• _INFORMATION PROVIDED_:
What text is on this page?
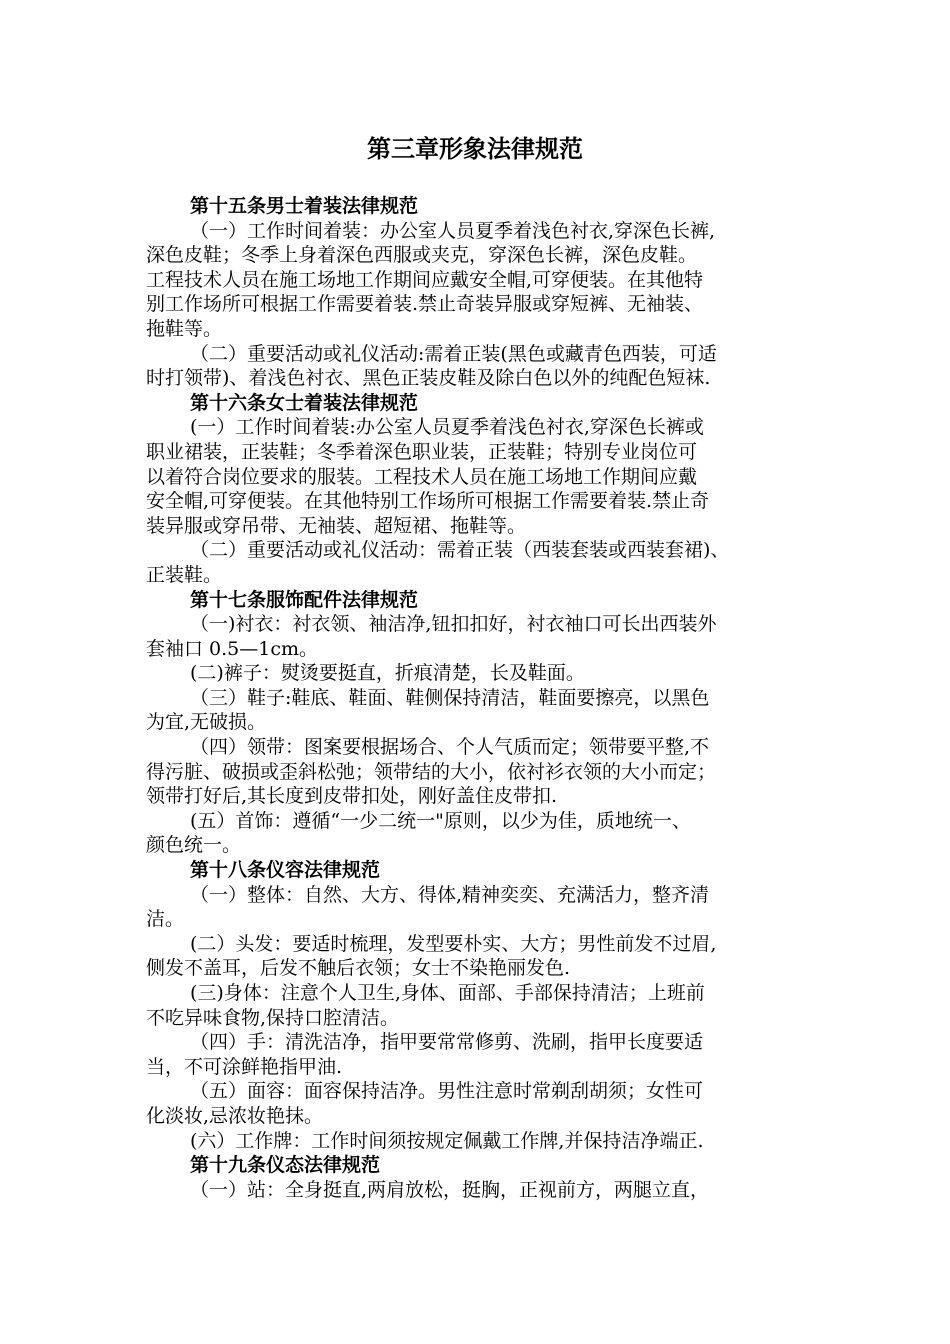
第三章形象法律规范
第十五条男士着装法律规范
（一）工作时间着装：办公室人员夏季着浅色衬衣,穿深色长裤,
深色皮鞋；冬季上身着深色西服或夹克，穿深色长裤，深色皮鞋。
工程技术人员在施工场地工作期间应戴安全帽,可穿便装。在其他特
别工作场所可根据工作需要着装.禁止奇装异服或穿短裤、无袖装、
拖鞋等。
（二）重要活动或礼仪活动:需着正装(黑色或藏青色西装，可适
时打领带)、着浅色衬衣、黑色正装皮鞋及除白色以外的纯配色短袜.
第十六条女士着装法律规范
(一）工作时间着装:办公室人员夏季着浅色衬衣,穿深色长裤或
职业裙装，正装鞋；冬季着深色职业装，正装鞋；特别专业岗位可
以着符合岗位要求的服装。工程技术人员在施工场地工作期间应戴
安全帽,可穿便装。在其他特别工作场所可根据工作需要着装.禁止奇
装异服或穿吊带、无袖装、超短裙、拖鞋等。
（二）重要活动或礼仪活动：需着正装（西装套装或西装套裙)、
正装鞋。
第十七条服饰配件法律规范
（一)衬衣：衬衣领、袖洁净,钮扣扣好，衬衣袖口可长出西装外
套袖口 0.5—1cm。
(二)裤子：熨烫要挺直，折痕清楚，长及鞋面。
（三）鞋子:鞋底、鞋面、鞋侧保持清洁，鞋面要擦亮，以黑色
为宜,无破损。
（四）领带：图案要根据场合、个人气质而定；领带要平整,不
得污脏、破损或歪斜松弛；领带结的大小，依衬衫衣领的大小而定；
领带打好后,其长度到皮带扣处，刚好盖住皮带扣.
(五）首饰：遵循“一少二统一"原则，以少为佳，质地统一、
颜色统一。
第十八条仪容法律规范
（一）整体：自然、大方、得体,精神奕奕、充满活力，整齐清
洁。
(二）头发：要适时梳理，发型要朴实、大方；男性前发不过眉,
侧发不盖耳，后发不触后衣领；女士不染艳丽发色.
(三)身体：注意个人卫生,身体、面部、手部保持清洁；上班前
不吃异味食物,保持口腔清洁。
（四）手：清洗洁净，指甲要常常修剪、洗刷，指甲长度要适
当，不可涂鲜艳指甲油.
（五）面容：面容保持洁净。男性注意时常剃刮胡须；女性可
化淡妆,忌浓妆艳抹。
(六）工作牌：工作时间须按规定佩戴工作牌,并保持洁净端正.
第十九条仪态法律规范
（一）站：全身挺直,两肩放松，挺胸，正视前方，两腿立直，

• _EXERCISE_:
Only a number is wanted: how many lines contain the word "工作时间着装"?

• _WORKED ANSWER_:
2